» Data provided:
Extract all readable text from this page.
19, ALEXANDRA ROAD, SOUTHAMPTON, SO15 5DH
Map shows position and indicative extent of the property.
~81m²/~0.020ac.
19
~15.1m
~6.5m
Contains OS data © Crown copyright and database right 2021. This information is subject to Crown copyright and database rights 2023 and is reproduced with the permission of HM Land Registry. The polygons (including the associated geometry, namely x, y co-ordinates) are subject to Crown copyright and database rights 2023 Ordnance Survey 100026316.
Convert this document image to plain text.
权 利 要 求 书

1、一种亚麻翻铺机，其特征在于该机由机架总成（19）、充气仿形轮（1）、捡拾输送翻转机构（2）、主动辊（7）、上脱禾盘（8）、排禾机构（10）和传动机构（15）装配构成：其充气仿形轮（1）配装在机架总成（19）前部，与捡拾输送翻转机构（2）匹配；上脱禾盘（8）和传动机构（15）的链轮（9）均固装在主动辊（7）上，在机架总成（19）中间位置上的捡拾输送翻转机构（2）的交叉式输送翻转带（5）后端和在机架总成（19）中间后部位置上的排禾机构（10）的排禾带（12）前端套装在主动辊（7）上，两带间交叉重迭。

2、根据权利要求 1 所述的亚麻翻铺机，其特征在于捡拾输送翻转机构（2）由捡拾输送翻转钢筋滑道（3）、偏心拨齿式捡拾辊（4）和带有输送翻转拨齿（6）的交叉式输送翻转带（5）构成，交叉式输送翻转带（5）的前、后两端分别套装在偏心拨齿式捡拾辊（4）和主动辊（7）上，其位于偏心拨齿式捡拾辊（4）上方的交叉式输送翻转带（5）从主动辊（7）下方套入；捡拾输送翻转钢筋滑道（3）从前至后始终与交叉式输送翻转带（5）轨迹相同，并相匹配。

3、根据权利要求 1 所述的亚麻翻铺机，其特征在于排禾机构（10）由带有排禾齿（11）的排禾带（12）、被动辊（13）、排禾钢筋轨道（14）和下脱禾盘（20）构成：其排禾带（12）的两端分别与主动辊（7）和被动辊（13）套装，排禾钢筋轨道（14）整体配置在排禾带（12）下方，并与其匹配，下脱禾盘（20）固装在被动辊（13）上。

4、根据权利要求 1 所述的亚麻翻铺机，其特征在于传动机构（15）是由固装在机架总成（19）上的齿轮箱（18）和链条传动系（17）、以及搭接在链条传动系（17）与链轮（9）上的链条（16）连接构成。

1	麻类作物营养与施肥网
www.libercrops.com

» What is being asked: Please repeat the listing above in full and exactly.

» Worked solution:
Extract all readable text from this page.
19, ALEXANDRA ROAD, SOUTHAMPTON, SO15 5DH
Map shows position and indicative extent of the property.
~81m²/~0.020ac.
19
~15.1m
~6.5m
Contains OS data © Crown copyright and database right 2021. This information is subject to Crown copyright and database rights 2023 and is reproduced with the permission of HM Land Registry. The polygons (including the associated geometry, namely x, y co-ordinates) are subject to Crown copyright and database rights 2023 Ordnance Survey 100026316.
Convert this document image to plain text.
权 利 要 求 书

1、一种亚麻翻铺机，其特征在于该机由机架总成（19）、充气仿形轮（1）、捡拾输送翻转机构（2）、主动辊（7）、上脱禾盘（8）、排禾机构（10）和传动机构（15）装配构成：其充气仿形轮（1）配装在机架总成（19）前部，与捡拾输送翻转机构（2）匹配；上脱禾盘（8）和传动机构（15）的链轮（9）均固装在主动辊（7）上，在机架总成（19）中间位置上的捡拾输送翻转机构（2）的交叉式输送翻转带（5）后端和在机架总成（19）中间后部位置上的排禾机构（10）的排禾带（12）前端套装在主动辊（7）上，两带间交叉重迭。

2、根据权利要求 1 所述的亚麻翻铺机，其特征在于捡拾输送翻转机构（2）由捡拾输送翻转钢筋滑道（3）、偏心拨齿式捡拾辊（4）和带有输送翻转拨齿（6）的交叉式输送翻转带（5）构成，交叉式输送翻转带（5）的前、后两端分别套装在偏心拨齿式捡拾辊（4）和主动辊（7）上，其位于偏心拨齿式捡拾辊（4）上方的交叉式输送翻转带（5）从主动辊（7）下方套入；捡拾输送翻转钢筋滑道（3）从前至后始终与交叉式输送翻转带（5）轨迹相同，并相匹配。

3、根据权利要求 1 所述的亚麻翻铺机，其特征在于排禾机构（10）由带有排禾齿（11）的排禾带（12）、被动辊（13）、排禾钢筋轨道（14）和下脱禾盘（20）构成：其排禾带（12）的两端分别与主动辊（7）和被动辊（13）套装，排禾钢筋轨道（14）整体配置在排禾带（12）下方，并与其匹配，下脱禾盘（20）固装在被动辊（13）上。

4、根据权利要求 1 所述的亚麻翻铺机，其特征在于传动机构（15）是由固装在机架总成（19）上的齿轮箱（18）和链条传动系（17）、以及搭接在链条传动系（17）与链轮（9）上的链条（16）连接构成。

1	麻类作物营养与施肥网
www.libercrops.com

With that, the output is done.